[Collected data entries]
Begin
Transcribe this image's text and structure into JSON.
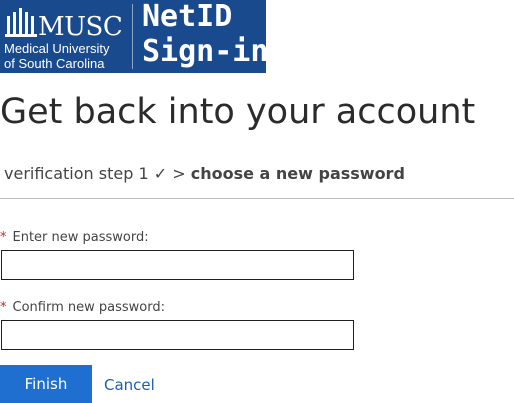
{
  "banner": {
    "logo_text": "MUSC",
    "institution_line1": "Medical University",
    "institution_line2": "of South Carolina",
    "product_line1": "NetID",
    "product_line2": "Sign-in",
    "background_color": "#1a4a8e"
  },
  "page_title": "Get back into your account",
  "steps": {
    "completed": "verification step 1 ✓",
    "separator": ">",
    "current": "choose a new password"
  },
  "form": {
    "new_password": {
      "required_marker": "*",
      "label": "Enter new password:",
      "value": ""
    },
    "confirm_password": {
      "required_marker": "*",
      "label": "Confirm new password:",
      "value": ""
    }
  },
  "actions": {
    "finish_label": "Finish",
    "cancel_label": "Cancel",
    "primary_color": "#1f6fd1"
  },
  "icons": {
    "logo": "building-columns-icon"
  }
}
End
Your objective = Extract every line above that contains the word "into".

Exercise response =
Transcribe this image's text and structure into JSON.
  "page_title": "Get back into your account",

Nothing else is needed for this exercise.